Using the listing below, select the lines with the word "records" and copy them.

-*-*-

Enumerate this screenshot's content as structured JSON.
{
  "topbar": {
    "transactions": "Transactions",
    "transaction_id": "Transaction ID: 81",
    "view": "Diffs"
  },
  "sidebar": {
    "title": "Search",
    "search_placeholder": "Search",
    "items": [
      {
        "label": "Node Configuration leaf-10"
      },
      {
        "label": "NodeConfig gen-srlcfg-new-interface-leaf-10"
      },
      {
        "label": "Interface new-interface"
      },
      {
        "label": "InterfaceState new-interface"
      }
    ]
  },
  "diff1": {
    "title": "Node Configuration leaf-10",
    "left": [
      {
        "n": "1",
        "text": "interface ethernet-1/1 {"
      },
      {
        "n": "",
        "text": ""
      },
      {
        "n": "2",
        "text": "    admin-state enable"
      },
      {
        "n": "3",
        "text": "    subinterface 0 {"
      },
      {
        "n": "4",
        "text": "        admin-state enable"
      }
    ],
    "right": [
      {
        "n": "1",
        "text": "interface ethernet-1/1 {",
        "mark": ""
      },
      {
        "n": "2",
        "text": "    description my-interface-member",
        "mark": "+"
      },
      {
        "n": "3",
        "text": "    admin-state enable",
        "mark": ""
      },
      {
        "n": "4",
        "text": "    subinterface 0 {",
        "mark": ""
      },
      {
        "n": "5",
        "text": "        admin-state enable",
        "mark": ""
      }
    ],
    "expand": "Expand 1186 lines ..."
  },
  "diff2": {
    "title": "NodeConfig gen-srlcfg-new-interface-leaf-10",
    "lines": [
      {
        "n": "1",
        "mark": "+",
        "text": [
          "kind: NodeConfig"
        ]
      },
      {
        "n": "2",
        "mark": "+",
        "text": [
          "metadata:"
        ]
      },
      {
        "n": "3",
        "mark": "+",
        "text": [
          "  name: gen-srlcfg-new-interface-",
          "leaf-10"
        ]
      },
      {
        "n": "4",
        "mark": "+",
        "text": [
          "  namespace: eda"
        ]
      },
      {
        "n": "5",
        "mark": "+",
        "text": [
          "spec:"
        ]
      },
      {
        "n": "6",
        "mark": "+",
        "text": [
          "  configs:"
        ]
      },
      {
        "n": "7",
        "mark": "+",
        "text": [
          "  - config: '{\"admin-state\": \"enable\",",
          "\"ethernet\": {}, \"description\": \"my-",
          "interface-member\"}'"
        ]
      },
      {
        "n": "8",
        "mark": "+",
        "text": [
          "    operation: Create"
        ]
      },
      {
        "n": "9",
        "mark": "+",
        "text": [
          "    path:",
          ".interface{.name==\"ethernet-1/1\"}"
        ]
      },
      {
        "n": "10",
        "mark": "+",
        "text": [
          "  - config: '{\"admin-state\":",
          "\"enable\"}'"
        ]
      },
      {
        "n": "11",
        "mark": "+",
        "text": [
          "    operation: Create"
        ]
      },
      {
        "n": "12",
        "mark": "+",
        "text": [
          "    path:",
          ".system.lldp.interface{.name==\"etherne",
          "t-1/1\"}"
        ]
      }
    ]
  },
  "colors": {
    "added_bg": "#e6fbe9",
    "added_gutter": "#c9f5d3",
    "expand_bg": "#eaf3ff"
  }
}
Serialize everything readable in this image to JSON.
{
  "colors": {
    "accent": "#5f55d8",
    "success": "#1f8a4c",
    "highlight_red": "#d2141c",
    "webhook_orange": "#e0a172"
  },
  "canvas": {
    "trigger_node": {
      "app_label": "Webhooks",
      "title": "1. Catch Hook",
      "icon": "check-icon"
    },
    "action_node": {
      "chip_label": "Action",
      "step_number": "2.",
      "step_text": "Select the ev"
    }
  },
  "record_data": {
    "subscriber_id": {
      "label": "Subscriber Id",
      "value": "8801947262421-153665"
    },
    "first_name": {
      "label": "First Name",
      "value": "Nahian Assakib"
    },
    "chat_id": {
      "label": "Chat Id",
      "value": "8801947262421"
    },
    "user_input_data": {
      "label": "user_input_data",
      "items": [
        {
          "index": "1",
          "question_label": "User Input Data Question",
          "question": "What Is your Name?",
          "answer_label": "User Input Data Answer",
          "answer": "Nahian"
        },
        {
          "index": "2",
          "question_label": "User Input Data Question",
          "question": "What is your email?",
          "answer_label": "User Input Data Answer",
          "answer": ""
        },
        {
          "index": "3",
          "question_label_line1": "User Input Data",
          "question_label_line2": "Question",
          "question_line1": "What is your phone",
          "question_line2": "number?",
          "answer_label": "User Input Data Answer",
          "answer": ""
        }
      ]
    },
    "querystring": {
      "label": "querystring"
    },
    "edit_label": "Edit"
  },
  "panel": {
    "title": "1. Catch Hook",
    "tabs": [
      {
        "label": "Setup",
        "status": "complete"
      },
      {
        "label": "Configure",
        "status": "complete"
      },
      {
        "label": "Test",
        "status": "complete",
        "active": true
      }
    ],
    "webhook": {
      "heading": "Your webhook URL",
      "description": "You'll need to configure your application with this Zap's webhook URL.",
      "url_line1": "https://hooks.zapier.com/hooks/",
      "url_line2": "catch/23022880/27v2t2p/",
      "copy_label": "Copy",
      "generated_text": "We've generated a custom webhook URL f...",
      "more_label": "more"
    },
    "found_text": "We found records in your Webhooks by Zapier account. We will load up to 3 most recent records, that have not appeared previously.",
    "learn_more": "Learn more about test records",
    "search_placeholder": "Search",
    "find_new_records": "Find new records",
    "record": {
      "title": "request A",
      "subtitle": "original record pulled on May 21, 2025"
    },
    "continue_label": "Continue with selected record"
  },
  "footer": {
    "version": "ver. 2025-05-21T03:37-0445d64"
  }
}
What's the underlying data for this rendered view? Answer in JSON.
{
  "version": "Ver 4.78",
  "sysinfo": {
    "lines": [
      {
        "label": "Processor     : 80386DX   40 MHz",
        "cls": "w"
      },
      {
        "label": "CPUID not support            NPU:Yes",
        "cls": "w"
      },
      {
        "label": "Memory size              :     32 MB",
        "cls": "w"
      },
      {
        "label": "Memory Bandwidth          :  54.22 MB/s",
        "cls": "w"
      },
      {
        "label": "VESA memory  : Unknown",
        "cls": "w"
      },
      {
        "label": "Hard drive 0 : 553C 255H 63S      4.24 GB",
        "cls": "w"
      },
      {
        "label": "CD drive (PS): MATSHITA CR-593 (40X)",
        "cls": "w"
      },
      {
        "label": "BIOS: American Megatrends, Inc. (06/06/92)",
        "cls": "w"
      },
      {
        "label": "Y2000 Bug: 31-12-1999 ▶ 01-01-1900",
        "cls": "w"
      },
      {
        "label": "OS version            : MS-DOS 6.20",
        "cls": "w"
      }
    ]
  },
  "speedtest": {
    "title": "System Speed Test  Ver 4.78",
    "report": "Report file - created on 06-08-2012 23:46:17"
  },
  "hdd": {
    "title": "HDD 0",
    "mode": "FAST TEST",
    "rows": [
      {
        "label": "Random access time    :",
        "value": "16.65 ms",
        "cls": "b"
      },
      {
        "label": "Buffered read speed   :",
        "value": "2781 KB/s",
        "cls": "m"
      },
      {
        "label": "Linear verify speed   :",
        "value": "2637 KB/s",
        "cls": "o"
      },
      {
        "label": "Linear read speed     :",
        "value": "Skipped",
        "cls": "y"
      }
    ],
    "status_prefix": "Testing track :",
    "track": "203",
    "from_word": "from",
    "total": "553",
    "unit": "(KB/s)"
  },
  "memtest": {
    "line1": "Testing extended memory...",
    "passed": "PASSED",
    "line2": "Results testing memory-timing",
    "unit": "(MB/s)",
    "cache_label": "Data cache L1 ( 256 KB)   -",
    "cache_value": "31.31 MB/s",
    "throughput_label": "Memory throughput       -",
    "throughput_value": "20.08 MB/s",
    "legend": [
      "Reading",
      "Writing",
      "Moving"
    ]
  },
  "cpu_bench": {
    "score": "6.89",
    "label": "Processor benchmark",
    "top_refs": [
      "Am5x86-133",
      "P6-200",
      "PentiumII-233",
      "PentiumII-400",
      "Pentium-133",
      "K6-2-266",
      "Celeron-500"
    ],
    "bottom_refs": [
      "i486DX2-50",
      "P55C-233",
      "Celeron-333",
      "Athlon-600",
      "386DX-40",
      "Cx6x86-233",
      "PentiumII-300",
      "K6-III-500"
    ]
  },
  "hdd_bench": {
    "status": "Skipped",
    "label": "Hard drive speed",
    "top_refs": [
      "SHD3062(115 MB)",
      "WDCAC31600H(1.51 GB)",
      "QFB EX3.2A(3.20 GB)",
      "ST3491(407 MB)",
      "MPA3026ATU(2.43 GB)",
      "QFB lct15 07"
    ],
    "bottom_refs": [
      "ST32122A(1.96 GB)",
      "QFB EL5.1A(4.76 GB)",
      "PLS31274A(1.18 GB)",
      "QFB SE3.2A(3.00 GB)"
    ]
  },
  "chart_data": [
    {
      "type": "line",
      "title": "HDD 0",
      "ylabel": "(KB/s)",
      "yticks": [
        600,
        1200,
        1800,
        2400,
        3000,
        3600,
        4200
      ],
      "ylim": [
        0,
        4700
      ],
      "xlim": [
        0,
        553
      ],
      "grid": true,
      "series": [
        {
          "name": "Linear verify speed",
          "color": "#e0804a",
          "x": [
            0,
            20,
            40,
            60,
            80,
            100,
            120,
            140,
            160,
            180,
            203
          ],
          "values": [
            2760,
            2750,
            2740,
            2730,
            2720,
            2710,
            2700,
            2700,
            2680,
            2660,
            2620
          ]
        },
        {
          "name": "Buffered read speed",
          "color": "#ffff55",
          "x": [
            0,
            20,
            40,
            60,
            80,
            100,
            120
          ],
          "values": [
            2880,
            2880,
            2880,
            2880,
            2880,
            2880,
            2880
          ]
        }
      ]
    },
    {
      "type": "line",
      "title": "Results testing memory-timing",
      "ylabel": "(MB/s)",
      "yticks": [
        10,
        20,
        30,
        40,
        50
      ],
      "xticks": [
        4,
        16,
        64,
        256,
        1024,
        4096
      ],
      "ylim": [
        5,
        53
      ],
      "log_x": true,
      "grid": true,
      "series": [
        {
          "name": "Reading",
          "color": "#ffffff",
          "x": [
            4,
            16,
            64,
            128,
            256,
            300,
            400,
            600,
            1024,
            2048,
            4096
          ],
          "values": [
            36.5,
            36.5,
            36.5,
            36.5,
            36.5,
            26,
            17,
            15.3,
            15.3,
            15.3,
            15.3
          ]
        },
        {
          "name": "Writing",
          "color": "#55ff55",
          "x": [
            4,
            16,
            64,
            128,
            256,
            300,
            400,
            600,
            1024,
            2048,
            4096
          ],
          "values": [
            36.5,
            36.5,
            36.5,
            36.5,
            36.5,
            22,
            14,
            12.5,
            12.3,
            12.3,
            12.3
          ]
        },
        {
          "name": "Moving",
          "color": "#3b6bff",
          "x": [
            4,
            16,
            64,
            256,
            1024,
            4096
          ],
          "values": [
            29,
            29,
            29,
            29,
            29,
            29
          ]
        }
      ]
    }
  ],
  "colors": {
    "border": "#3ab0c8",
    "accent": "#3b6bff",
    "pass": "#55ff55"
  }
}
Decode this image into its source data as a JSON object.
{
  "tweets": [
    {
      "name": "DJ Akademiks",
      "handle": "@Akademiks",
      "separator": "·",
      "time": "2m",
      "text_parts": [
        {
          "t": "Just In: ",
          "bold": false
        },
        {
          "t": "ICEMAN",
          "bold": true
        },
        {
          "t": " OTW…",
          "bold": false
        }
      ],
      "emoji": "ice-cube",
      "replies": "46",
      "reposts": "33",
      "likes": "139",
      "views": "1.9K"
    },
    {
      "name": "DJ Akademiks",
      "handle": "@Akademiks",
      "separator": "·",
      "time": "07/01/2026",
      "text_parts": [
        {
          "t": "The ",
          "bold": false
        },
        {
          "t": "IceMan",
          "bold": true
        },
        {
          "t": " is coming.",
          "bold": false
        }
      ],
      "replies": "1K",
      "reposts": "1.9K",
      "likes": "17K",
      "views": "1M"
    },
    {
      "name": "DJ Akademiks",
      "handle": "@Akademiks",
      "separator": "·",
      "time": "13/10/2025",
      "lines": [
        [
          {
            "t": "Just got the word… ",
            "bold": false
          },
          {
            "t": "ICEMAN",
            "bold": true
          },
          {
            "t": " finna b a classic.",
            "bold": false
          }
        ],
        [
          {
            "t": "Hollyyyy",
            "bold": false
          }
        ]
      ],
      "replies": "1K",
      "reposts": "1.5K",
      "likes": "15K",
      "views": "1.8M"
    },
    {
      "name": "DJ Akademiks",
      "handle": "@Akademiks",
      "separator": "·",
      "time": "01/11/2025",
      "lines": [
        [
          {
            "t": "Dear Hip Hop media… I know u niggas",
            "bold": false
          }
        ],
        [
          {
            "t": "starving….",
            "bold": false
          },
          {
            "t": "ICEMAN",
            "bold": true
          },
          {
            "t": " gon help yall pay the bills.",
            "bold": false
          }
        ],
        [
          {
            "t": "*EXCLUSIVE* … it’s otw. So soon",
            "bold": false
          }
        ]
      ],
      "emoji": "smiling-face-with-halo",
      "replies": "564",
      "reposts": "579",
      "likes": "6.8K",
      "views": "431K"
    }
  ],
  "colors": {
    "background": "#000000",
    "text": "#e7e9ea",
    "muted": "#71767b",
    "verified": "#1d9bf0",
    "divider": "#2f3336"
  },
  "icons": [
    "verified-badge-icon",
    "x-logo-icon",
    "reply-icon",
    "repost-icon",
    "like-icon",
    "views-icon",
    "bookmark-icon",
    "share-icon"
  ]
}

-*-*-

Answer to the problem:
    "found_text": "We found records in your Webhooks by Zapier account. We will load up to 3 most recent records, that have not appeared previously.",
    "learn_more": "Learn more about test records",
    "find_new_records": "Find new records",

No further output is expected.